[Begin Data to use]

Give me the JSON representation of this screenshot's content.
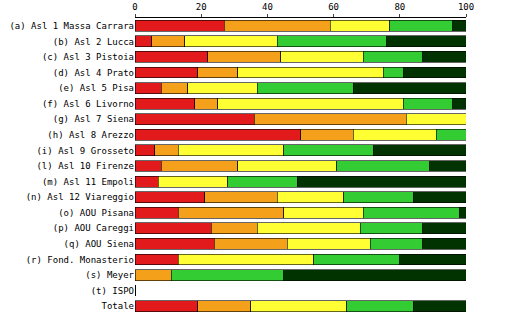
{
  "chart_data": {
    "type": "bar",
    "orientation": "horizontal",
    "stacked": true,
    "grid": false,
    "categories": [
      "(a) Asl 1 Massa Carrara",
      "(b) Asl 2 Lucca",
      "(c) Asl 3 Pistoia",
      "(d) Asl 4 Prato",
      "(e) Asl 5 Pisa",
      "(f) Asl 6 Livorno",
      "(g) Asl 7 Siena",
      "(h) Asl 8 Arezzo",
      "(i) Asl 9 Grosseto",
      "(l) Asl 10 Firenze",
      "(m) Asl 11 Empoli",
      "(n) Asl 12 Viareggio",
      "(o) AOU Pisana",
      "(p) AOU Careggi",
      "(q) AOU Siena",
      "(r) Fond. Monasterio",
      "(s) Meyer",
      "(t) ISPO",
      "Totale"
    ],
    "series": [
      {
        "color": "#e31a1c",
        "values": [
          27,
          5,
          22,
          19,
          8,
          18,
          36,
          50,
          6,
          8,
          7,
          21,
          13,
          23,
          24,
          13,
          0,
          0,
          19
        ]
      },
      {
        "color": "#f5a01a",
        "values": [
          32,
          10,
          22,
          12,
          8,
          7,
          46,
          16,
          7,
          23,
          0,
          22,
          32,
          14,
          22,
          0,
          11,
          0,
          16
        ]
      },
      {
        "color": "#ffff33",
        "values": [
          18,
          28,
          25,
          44,
          21,
          56,
          18,
          25,
          32,
          30,
          21,
          20,
          24,
          31,
          25,
          41,
          0,
          0,
          29
        ]
      },
      {
        "color": "#33cc33",
        "values": [
          19,
          33,
          18,
          6,
          29,
          15,
          0,
          9,
          27,
          28,
          21,
          21,
          29,
          19,
          16,
          26,
          34,
          0,
          20
        ]
      },
      {
        "color": "#003300",
        "values": [
          4,
          24,
          13,
          19,
          34,
          4,
          0,
          0,
          28,
          11,
          51,
          16,
          2,
          13,
          13,
          20,
          55,
          0,
          16
        ]
      }
    ],
    "xlim": [
      0,
      100
    ],
    "xticks": [
      0,
      20,
      40,
      60,
      80,
      100
    ]
  }
}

[End Data to use]

Gather up the lines that contain the word "color".

Full output:
        "color": "#e31a1c",
        "color": "#f5a01a",
        "color": "#ffff33",
        "color": "#33cc33",
        "color": "#003300",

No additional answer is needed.